** BEGIN Data provided **
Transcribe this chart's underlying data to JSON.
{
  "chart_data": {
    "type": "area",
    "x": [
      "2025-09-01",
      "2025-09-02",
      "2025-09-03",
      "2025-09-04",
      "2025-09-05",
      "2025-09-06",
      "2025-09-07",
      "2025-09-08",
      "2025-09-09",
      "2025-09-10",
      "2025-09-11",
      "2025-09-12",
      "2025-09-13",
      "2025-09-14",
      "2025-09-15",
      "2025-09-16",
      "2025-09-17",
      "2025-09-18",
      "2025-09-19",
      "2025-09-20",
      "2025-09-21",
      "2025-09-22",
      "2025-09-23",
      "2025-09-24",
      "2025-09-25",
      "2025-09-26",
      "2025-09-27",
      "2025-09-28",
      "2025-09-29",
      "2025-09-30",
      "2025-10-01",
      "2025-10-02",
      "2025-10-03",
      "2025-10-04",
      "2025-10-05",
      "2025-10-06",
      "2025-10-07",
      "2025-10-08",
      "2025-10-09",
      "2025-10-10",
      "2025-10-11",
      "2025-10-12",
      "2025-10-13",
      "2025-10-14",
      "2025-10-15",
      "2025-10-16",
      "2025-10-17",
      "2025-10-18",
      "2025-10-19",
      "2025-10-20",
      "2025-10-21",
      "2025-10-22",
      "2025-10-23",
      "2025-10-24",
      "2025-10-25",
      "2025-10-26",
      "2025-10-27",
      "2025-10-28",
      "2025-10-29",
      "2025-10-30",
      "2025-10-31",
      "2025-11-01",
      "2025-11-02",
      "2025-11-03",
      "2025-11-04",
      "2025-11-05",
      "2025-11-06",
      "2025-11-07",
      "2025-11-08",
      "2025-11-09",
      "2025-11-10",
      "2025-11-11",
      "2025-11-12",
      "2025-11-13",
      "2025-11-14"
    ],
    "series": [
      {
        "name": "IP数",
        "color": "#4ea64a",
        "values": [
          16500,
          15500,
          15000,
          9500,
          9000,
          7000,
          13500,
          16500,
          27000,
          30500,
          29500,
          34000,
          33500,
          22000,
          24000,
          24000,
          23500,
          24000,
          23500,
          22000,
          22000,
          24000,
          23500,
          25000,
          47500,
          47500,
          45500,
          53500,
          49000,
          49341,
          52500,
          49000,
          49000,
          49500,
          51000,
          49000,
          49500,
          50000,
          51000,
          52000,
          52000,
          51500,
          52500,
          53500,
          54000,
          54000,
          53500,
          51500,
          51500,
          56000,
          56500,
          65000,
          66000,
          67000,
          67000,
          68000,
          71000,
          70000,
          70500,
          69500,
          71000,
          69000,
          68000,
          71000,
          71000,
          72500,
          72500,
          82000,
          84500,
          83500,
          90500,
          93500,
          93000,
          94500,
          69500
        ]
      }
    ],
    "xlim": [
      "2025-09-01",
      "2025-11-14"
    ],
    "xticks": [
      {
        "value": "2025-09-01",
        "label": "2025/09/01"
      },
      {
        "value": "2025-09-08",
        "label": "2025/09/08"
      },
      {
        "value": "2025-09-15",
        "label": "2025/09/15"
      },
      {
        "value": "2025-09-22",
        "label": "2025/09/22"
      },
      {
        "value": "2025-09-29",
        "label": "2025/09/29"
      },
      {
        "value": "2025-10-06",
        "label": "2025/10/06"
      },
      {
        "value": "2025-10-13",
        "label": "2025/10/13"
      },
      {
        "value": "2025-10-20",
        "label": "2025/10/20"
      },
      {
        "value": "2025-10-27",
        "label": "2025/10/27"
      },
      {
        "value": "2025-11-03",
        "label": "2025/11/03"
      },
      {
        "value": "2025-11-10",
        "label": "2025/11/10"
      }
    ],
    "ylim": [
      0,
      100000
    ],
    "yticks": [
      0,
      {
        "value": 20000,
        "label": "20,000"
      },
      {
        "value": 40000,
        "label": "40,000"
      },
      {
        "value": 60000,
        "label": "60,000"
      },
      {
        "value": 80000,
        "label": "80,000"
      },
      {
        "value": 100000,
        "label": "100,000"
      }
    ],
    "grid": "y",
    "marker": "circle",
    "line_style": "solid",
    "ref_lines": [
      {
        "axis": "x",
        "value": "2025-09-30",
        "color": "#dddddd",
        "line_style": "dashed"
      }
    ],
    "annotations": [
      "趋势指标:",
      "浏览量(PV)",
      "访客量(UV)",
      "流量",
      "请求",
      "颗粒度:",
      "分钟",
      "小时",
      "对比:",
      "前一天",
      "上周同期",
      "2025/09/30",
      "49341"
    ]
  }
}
** END Data provided **
Exercise task: From the records above, extract everything verbatim.

Task result:
Transcribe this chart's underlying data to JSON.
{
  "chart_data": {
    "type": "area",
    "x": [
      "2025-09-01",
      "2025-09-02",
      "2025-09-03",
      "2025-09-04",
      "2025-09-05",
      "2025-09-06",
      "2025-09-07",
      "2025-09-08",
      "2025-09-09",
      "2025-09-10",
      "2025-09-11",
      "2025-09-12",
      "2025-09-13",
      "2025-09-14",
      "2025-09-15",
      "2025-09-16",
      "2025-09-17",
      "2025-09-18",
      "2025-09-19",
      "2025-09-20",
      "2025-09-21",
      "2025-09-22",
      "2025-09-23",
      "2025-09-24",
      "2025-09-25",
      "2025-09-26",
      "2025-09-27",
      "2025-09-28",
      "2025-09-29",
      "2025-09-30",
      "2025-10-01",
      "2025-10-02",
      "2025-10-03",
      "2025-10-04",
      "2025-10-05",
      "2025-10-06",
      "2025-10-07",
      "2025-10-08",
      "2025-10-09",
      "2025-10-10",
      "2025-10-11",
      "2025-10-12",
      "2025-10-13",
      "2025-10-14",
      "2025-10-15",
      "2025-10-16",
      "2025-10-17",
      "2025-10-18",
      "2025-10-19",
      "2025-10-20",
      "2025-10-21",
      "2025-10-22",
      "2025-10-23",
      "2025-10-24",
      "2025-10-25",
      "2025-10-26",
      "2025-10-27",
      "2025-10-28",
      "2025-10-29",
      "2025-10-30",
      "2025-10-31",
      "2025-11-01",
      "2025-11-02",
      "2025-11-03",
      "2025-11-04",
      "2025-11-05",
      "2025-11-06",
      "2025-11-07",
      "2025-11-08",
      "2025-11-09",
      "2025-11-10",
      "2025-11-11",
      "2025-11-12",
      "2025-11-13",
      "2025-11-14"
    ],
    "series": [
      {
        "name": "IP数",
        "color": "#4ea64a",
        "values": [
          16500,
          15500,
          15000,
          9500,
          9000,
          7000,
          13500,
          16500,
          27000,
          30500,
          29500,
          34000,
          33500,
          22000,
          24000,
          24000,
          23500,
          24000,
          23500,
          22000,
          22000,
          24000,
          23500,
          25000,
          47500,
          47500,
          45500,
          53500,
          49000,
          49341,
          52500,
          49000,
          49000,
          49500,
          51000,
          49000,
          49500,
          50000,
          51000,
          52000,
          52000,
          51500,
          52500,
          53500,
          54000,
          54000,
          53500,
          51500,
          51500,
          56000,
          56500,
          65000,
          66000,
          67000,
          67000,
          68000,
          71000,
          70000,
          70500,
          69500,
          71000,
          69000,
          68000,
          71000,
          71000,
          72500,
          72500,
          82000,
          84500,
          83500,
          90500,
          93500,
          93000,
          94500,
          69500
        ]
      }
    ],
    "xlim": [
      "2025-09-01",
      "2025-11-14"
    ],
    "xticks": [
      {
        "value": "2025-09-01",
        "label": "2025/09/01"
      },
      {
        "value": "2025-09-08",
        "label": "2025/09/08"
      },
      {
        "value": "2025-09-15",
        "label": "2025/09/15"
      },
      {
        "value": "2025-09-22",
        "label": "2025/09/22"
      },
      {
        "value": "2025-09-29",
        "label": "2025/09/29"
      },
      {
        "value": "2025-10-06",
        "label": "2025/10/06"
      },
      {
        "value": "2025-10-13",
        "label": "2025/10/13"
      },
      {
        "value": "2025-10-20",
        "label": "2025/10/20"
      },
      {
        "value": "2025-10-27",
        "label": "2025/10/27"
      },
      {
        "value": "2025-11-03",
        "label": "2025/11/03"
      },
      {
        "value": "2025-11-10",
        "label": "2025/11/10"
      }
    ],
    "ylim": [
      0,
      100000
    ],
    "yticks": [
      0,
      {
        "value": 20000,
        "label": "20,000"
      },
      {
        "value": 40000,
        "label": "40,000"
      },
      {
        "value": 60000,
        "label": "60,000"
      },
      {
        "value": 80000,
        "label": "80,000"
      },
      {
        "value": 100000,
        "label": "100,000"
      }
    ],
    "grid": "y",
    "marker": "circle",
    "line_style": "solid",
    "ref_lines": [
      {
        "axis": "x",
        "value": "2025-09-30",
        "color": "#dddddd",
        "line_style": "dashed"
      }
    ],
    "annotations": [
      "趋势指标:",
      "浏览量(PV)",
      "访客量(UV)",
      "流量",
      "请求",
      "颗粒度:",
      "分钟",
      "小时",
      "对比:",
      "前一天",
      "上周同期",
      "2025/09/30",
      "49341"
    ]
  }
}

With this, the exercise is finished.